• _Objective_:
Emit the data below verbatim, stripping out any pictures.

──────── Extracted records

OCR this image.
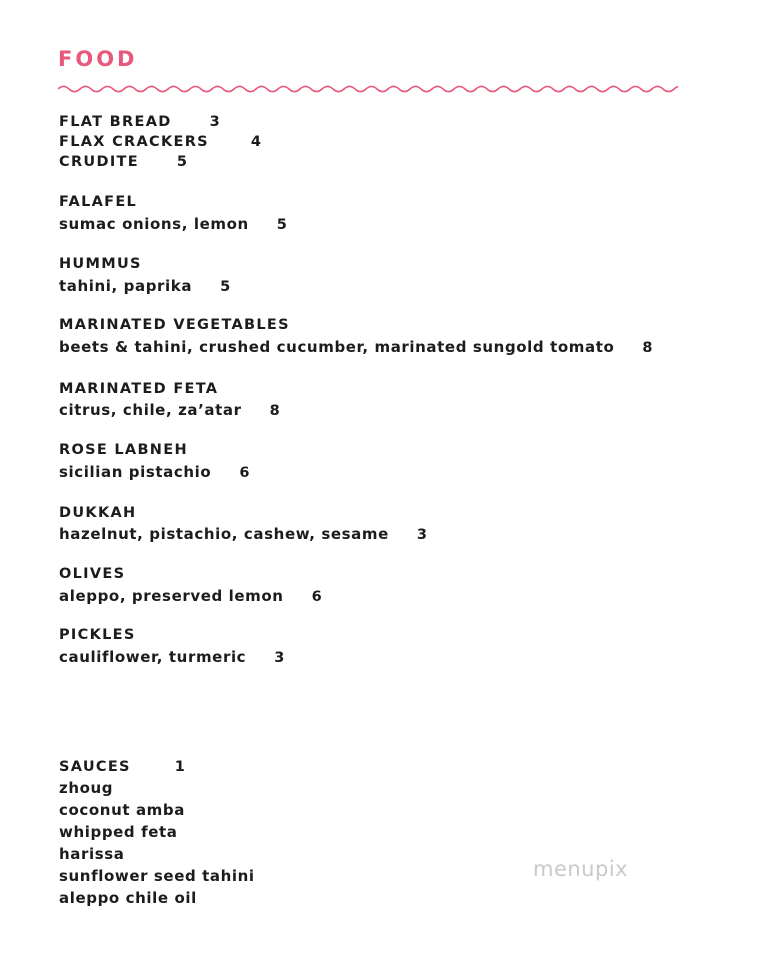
FOOD
FLAT BREAD	3
FLAX CRACKERS	4
CRUDITE	5
FALAFEL
sumac onions, lemon 5
HUMMUS
tahini, paprika 5
MARINATED VEGETABLES
beets & tahini, crushed cucumber, marinated sungold tomato 8
MARINATED FETA
citrus, chile, za’atar 8
ROSE LABNEH
sicilian pistachio 6
DUKKAH
hazelnut, pistachio, cashew, sesame 3
OLIVES
aleppo, preserved lemon 6
PICKLES
cauliflower, turmeric 3
SAUCES	1
zhoug
coconut amba
whipped feta
harissa
sunflower seed tahini
aleppo chile oil
menupix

────────────────

• _Expected output_:
OCR this image.
FOOD
FLAT BREAD	3
FLAX CRACKERS	4
CRUDITE	5
FALAFEL
sumac onions, lemon 5
HUMMUS
tahini, paprika 5
MARINATED VEGETABLES
beets & tahini, crushed cucumber, marinated sungold tomato 8
MARINATED FETA
citrus, chile, za’atar 8
ROSE LABNEH
sicilian pistachio 6
DUKKAH
hazelnut, pistachio, cashew, sesame 3
OLIVES
aleppo, preserved lemon 6
PICKLES
cauliflower, turmeric 3
SAUCES	1
zhoug
coconut amba
whipped feta
harissa
sunflower seed tahini
aleppo chile oil
menupix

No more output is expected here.